» What you have to do
Write out the records beneath this line exactly as they appear, minus any images.

» Data excerpts
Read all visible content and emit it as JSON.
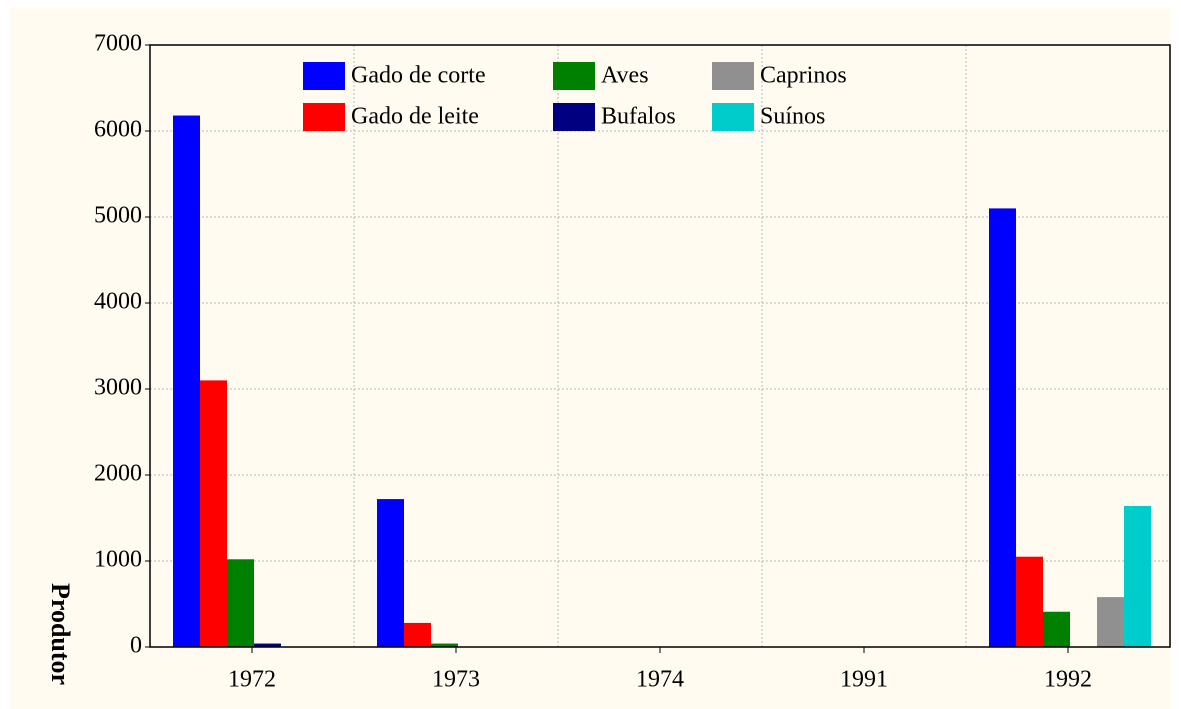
{
  "chart_data": {
    "type": "bar",
    "y_label": "Produtor",
    "categories": [
      "1972",
      "1973",
      "1974",
      "1991",
      "1992"
    ],
    "series": [
      {
        "name": "Gado de corte",
        "color": "#0000ff",
        "values": [
          6180,
          1720,
          0,
          0,
          5100
        ]
      },
      {
        "name": "Gado de leite",
        "color": "#ff0000",
        "values": [
          3100,
          280,
          0,
          0,
          1050
        ]
      },
      {
        "name": "Aves",
        "color": "#008000",
        "values": [
          1020,
          40,
          0,
          0,
          410
        ]
      },
      {
        "name": "Bufalos",
        "color": "#000080",
        "values": [
          40,
          0,
          0,
          0,
          0
        ]
      },
      {
        "name": "Caprinos",
        "color": "#909090",
        "values": [
          0,
          0,
          0,
          0,
          580
        ]
      },
      {
        "name": "Suínos",
        "color": "#00cccc",
        "values": [
          0,
          0,
          0,
          0,
          1640
        ]
      }
    ],
    "ylim": [
      0,
      7000
    ],
    "yticks": [
      0,
      1000,
      2000,
      3000,
      4000,
      5000,
      6000,
      7000
    ],
    "grid": true
  }
}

» Answer to this exercise
Read all visible content and emit it as JSON.
{
  "chart_data": {
    "type": "bar",
    "y_label": "Produtor",
    "categories": [
      "1972",
      "1973",
      "1974",
      "1991",
      "1992"
    ],
    "series": [
      {
        "name": "Gado de corte",
        "color": "#0000ff",
        "values": [
          6180,
          1720,
          0,
          0,
          5100
        ]
      },
      {
        "name": "Gado de leite",
        "color": "#ff0000",
        "values": [
          3100,
          280,
          0,
          0,
          1050
        ]
      },
      {
        "name": "Aves",
        "color": "#008000",
        "values": [
          1020,
          40,
          0,
          0,
          410
        ]
      },
      {
        "name": "Bufalos",
        "color": "#000080",
        "values": [
          40,
          0,
          0,
          0,
          0
        ]
      },
      {
        "name": "Caprinos",
        "color": "#909090",
        "values": [
          0,
          0,
          0,
          0,
          580
        ]
      },
      {
        "name": "Suínos",
        "color": "#00cccc",
        "values": [
          0,
          0,
          0,
          0,
          1640
        ]
      }
    ],
    "ylim": [
      0,
      7000
    ],
    "yticks": [
      0,
      1000,
      2000,
      3000,
      4000,
      5000,
      6000,
      7000
    ],
    "grid": true
  }
}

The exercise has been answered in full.